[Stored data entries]
▼
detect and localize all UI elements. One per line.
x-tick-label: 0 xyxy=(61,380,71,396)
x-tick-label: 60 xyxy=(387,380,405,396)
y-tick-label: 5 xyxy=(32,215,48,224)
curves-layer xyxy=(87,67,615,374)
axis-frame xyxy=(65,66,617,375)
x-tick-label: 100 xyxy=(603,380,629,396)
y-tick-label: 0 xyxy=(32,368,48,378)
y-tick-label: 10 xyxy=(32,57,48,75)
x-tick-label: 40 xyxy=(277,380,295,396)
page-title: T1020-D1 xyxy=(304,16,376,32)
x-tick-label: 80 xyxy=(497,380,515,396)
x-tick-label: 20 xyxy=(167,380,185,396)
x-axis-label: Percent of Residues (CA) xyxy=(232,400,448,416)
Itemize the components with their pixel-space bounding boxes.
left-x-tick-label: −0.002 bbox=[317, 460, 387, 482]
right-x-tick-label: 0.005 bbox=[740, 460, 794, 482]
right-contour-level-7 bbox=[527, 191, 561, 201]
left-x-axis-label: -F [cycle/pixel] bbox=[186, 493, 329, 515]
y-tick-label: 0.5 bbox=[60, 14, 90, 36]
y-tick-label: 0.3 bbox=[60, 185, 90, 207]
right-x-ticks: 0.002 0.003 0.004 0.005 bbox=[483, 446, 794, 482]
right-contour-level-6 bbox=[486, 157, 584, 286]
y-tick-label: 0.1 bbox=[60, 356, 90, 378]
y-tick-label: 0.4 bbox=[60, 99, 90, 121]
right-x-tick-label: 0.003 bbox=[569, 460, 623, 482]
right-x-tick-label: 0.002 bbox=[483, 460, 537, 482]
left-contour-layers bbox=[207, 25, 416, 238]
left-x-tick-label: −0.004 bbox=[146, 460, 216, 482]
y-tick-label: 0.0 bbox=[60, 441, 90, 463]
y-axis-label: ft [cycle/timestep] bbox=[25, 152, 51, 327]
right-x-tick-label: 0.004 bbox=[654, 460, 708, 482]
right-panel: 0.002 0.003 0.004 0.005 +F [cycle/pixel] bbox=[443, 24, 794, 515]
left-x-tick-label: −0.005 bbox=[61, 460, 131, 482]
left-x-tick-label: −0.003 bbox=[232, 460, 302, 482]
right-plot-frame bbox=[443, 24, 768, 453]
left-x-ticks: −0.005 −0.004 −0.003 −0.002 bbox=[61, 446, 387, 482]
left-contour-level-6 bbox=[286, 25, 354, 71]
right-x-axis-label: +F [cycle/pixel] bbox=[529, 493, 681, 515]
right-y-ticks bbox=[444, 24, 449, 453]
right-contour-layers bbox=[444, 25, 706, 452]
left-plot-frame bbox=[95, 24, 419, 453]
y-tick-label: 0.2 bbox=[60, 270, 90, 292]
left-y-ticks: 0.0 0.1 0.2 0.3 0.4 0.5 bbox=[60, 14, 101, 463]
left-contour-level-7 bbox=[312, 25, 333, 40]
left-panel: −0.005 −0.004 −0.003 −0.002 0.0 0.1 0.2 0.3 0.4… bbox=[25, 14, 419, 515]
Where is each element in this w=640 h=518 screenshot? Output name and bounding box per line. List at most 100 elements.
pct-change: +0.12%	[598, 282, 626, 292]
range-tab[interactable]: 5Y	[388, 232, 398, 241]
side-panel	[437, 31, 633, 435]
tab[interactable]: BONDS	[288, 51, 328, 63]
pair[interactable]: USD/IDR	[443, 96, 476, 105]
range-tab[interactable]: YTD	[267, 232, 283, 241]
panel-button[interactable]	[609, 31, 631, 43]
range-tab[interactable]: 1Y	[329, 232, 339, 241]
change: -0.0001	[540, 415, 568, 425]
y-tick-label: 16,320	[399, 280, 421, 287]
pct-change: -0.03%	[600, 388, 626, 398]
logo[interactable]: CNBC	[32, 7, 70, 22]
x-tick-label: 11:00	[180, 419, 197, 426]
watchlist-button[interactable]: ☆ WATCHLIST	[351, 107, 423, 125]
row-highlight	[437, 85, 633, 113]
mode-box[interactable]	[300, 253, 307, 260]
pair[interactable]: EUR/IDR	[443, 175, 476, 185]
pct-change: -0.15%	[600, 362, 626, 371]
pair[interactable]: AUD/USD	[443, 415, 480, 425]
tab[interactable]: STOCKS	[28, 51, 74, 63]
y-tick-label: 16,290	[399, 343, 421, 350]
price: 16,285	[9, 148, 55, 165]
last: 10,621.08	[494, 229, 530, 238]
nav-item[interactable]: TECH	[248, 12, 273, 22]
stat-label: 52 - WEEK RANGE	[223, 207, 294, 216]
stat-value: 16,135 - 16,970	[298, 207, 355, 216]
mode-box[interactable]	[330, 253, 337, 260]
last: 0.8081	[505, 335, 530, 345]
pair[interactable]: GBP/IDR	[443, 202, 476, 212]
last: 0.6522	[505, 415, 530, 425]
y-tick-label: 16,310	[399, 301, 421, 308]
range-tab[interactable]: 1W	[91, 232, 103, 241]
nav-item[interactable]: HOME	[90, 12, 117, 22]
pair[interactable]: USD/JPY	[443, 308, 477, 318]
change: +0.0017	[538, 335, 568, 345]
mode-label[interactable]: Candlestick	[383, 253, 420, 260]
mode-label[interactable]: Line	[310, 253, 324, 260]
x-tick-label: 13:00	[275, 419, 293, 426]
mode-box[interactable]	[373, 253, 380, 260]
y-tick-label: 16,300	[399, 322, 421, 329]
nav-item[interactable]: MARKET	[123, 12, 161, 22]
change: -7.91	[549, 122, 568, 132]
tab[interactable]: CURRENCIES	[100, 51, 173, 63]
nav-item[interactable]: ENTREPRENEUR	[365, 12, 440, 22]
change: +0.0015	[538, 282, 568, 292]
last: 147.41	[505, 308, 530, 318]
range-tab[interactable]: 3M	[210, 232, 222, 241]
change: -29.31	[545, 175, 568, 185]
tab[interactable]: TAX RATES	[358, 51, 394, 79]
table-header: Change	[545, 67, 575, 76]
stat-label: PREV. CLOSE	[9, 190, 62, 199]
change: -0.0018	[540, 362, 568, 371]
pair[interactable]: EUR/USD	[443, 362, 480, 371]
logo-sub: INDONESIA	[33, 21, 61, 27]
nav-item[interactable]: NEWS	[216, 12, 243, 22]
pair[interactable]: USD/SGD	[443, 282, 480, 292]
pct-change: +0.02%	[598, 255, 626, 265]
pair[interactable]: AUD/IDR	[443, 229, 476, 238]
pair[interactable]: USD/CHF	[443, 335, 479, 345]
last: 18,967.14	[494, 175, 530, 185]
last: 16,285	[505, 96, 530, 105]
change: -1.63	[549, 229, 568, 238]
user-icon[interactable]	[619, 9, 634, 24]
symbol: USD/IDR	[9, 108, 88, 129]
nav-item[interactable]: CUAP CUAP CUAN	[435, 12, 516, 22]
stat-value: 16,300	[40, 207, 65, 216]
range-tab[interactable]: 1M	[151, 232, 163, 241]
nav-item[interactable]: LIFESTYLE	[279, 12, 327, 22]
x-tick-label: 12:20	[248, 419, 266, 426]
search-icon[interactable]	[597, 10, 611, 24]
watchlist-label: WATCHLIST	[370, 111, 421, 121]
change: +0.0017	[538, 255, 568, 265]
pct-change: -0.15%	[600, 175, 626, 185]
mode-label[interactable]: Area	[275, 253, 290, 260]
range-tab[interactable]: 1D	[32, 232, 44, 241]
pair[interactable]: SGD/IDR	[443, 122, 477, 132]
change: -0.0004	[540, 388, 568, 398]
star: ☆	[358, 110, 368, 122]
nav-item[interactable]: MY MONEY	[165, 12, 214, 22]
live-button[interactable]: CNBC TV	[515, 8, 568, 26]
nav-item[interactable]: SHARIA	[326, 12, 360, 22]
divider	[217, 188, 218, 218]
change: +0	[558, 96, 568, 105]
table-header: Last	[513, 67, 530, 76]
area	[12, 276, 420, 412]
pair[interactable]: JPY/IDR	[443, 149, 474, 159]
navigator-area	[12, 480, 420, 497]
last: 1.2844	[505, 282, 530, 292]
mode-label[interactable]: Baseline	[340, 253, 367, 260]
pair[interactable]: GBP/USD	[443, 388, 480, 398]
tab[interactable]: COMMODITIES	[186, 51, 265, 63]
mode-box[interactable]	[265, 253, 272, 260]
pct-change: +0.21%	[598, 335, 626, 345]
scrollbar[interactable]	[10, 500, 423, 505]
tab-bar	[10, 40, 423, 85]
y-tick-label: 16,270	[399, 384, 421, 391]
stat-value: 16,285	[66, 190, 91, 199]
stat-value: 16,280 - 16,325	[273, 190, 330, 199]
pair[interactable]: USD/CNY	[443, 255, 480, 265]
▲
Render the lines of the listing from its first line through the line containing "x-tick-label: 40 xyxy=(277,380,295,396)", both included, as a JSON list of strings with one string per line and blank lines left out.

### [Full output]
[
  "detect and localize all UI elements. One per line.",
  "x-tick-label: 0 xyxy=(61,380,71,396)",
  "x-tick-label: 60 xyxy=(387,380,405,396)",
  "y-tick-label: 5 xyxy=(32,215,48,224)",
  "curves-layer xyxy=(87,67,615,374)",
  "axis-frame xyxy=(65,66,617,375)",
  "x-tick-label: 100 xyxy=(603,380,629,396)",
  "y-tick-label: 0 xyxy=(32,368,48,378)",
  "y-tick-label: 10 xyxy=(32,57,48,75)",
  "x-tick-label: 40 xyxy=(277,380,295,396)"
]